» **TASK**
All lines that hold the string "Lewis" should be copied. Find them in the listing below.

» **RECORDS FOR PROCESSING**
↓

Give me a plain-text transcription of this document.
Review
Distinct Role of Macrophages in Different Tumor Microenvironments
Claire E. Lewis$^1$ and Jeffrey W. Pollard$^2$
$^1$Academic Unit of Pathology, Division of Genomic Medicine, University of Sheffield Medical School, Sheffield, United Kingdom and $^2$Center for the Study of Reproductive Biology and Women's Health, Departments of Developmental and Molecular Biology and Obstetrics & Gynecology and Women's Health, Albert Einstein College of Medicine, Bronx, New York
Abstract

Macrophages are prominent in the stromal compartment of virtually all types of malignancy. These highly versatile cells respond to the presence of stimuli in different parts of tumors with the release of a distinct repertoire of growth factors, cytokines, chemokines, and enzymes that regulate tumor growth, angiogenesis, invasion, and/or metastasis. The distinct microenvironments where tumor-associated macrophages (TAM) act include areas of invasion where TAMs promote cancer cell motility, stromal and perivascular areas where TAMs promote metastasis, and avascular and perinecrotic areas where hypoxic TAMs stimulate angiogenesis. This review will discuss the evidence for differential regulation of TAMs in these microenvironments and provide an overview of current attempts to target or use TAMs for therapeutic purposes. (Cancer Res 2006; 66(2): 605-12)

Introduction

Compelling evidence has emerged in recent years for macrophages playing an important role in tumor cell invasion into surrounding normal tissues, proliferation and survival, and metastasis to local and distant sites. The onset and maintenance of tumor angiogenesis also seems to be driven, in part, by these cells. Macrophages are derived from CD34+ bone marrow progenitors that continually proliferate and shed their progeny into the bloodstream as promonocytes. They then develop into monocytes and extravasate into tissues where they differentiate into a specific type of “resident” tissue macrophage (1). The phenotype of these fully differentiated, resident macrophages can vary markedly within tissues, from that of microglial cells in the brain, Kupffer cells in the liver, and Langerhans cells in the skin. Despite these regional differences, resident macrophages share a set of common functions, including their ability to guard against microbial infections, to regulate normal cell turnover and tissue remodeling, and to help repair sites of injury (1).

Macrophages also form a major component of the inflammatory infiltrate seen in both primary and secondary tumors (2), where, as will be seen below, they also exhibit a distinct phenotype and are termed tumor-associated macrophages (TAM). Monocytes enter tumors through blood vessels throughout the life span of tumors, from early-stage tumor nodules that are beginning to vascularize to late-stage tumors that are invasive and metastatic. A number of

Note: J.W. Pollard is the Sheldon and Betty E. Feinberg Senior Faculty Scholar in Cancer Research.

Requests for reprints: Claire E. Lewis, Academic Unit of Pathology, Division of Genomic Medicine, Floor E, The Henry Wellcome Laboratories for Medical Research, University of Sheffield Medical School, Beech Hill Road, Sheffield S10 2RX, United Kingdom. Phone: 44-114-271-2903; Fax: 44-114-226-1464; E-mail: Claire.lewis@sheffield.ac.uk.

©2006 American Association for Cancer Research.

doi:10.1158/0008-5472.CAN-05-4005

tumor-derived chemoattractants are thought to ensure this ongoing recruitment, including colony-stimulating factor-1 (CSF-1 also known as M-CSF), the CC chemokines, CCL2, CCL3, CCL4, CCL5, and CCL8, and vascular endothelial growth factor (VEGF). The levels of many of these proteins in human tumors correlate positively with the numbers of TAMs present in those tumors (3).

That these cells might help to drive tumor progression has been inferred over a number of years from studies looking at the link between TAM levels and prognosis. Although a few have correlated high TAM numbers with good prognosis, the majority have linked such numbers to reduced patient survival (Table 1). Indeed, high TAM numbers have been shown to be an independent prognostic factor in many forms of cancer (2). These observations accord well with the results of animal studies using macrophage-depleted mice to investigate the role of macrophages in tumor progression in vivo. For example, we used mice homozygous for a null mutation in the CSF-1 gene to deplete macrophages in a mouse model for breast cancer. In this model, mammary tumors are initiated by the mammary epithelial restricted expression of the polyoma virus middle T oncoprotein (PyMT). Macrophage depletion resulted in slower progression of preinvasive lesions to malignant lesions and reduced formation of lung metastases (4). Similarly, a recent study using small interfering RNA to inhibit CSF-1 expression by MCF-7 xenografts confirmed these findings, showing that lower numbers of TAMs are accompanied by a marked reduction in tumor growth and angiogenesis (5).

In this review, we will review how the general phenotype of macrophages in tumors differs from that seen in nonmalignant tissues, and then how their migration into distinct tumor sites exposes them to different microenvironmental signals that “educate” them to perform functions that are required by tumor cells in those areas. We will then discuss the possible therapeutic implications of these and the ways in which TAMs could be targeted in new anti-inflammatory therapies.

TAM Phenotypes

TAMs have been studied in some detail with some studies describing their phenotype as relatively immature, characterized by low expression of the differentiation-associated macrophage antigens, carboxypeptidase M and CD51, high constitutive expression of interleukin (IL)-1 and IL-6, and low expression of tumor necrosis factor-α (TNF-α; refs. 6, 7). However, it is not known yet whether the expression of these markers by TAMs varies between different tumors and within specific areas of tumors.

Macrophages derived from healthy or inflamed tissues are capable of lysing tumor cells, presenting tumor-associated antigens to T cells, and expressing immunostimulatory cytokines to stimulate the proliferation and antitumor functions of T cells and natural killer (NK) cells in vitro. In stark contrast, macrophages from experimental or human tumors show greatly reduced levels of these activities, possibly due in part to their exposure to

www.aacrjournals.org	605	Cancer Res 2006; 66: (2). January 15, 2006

↑
↓

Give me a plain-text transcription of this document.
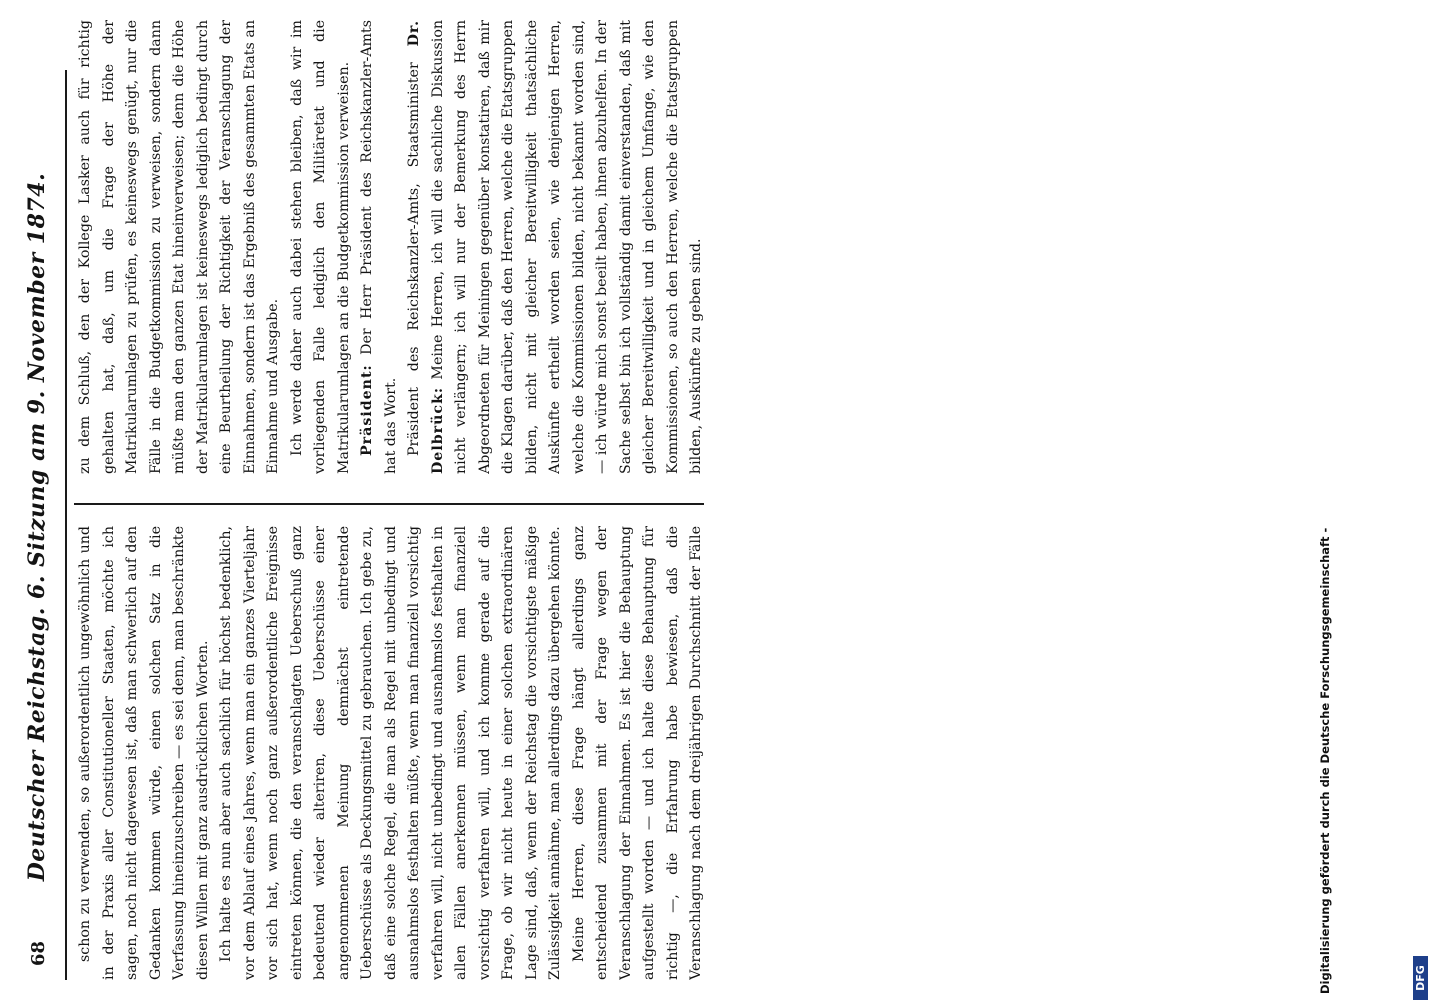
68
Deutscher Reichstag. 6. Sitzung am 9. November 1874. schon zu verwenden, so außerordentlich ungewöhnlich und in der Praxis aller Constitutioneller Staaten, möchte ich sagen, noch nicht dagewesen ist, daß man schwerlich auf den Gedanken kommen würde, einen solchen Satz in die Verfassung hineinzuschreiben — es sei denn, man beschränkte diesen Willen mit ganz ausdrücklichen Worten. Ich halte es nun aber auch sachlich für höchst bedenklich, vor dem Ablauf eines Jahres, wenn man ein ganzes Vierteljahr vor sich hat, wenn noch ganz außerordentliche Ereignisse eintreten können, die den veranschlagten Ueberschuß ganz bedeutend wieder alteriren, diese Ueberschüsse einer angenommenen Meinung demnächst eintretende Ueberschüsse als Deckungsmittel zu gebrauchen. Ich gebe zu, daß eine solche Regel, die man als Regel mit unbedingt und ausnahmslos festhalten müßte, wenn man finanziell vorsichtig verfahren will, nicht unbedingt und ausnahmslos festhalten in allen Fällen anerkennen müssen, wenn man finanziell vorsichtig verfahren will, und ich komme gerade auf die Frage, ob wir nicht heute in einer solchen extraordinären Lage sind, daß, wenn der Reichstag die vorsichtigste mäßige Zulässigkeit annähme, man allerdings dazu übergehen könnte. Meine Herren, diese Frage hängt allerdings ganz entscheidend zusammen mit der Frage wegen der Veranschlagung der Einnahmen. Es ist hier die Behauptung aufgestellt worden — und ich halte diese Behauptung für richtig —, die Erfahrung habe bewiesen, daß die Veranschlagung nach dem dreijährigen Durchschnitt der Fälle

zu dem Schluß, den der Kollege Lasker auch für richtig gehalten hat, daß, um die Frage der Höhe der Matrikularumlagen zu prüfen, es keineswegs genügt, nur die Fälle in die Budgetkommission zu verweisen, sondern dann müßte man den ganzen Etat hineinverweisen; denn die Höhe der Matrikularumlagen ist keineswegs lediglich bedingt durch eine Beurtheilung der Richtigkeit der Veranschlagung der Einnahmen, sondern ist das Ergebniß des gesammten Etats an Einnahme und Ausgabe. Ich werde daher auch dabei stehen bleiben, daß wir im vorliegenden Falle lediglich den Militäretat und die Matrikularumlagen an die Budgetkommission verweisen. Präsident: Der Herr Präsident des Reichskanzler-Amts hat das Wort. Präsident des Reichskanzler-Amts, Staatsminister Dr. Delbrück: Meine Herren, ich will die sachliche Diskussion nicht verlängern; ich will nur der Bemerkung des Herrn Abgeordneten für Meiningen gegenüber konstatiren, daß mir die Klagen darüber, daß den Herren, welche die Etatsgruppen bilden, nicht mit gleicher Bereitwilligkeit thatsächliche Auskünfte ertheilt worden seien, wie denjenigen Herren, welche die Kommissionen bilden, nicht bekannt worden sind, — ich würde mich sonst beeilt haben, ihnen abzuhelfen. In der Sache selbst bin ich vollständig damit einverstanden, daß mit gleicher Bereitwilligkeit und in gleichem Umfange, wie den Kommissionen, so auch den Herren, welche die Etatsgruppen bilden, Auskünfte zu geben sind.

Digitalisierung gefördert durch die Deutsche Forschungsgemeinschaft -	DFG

↑
↓

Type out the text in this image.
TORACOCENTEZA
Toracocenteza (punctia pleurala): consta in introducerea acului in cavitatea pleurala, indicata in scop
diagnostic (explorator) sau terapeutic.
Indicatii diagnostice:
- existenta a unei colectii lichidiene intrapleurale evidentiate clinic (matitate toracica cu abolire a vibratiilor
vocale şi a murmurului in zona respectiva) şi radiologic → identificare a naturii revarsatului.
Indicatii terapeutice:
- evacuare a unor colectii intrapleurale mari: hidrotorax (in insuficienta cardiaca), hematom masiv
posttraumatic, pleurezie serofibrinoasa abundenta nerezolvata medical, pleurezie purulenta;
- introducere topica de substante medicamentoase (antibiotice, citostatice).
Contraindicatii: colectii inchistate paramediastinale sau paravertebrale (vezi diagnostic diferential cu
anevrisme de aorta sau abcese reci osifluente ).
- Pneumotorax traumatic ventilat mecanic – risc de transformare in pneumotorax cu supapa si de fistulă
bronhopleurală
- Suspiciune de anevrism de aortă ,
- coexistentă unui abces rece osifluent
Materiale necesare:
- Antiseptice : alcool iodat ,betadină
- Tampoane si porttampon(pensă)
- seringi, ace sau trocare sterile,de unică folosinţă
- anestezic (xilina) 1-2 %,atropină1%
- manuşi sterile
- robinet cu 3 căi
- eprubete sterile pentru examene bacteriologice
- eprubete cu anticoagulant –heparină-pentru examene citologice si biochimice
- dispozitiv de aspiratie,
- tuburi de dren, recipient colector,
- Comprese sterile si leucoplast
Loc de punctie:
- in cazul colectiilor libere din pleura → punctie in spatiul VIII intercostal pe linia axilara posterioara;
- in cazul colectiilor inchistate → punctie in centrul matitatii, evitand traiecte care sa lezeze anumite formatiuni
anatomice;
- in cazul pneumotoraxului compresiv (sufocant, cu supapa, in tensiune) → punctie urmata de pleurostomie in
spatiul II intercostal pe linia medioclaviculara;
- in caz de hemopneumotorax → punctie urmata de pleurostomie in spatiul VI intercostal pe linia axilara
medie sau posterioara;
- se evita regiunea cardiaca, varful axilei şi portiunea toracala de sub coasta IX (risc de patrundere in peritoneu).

↑

» **WRITTEN ANSWER**
Claire E. Lewis$^1$ and Jeffrey W. Pollard$^2$
Requests for reprints: Claire E. Lewis, Academic Unit of Pathology, Division of Genomic Medicine, Floor E, The Henry Wellcome Laboratories for Medical Research, University of Sheffield Medical School, Beech Hill Road, Sheffield S10 2RX, United Kingdom. Phone: 44-114-271-2903; Fax: 44-114-226-1464; E-mail: Claire.lewis@sheffield.ac.uk.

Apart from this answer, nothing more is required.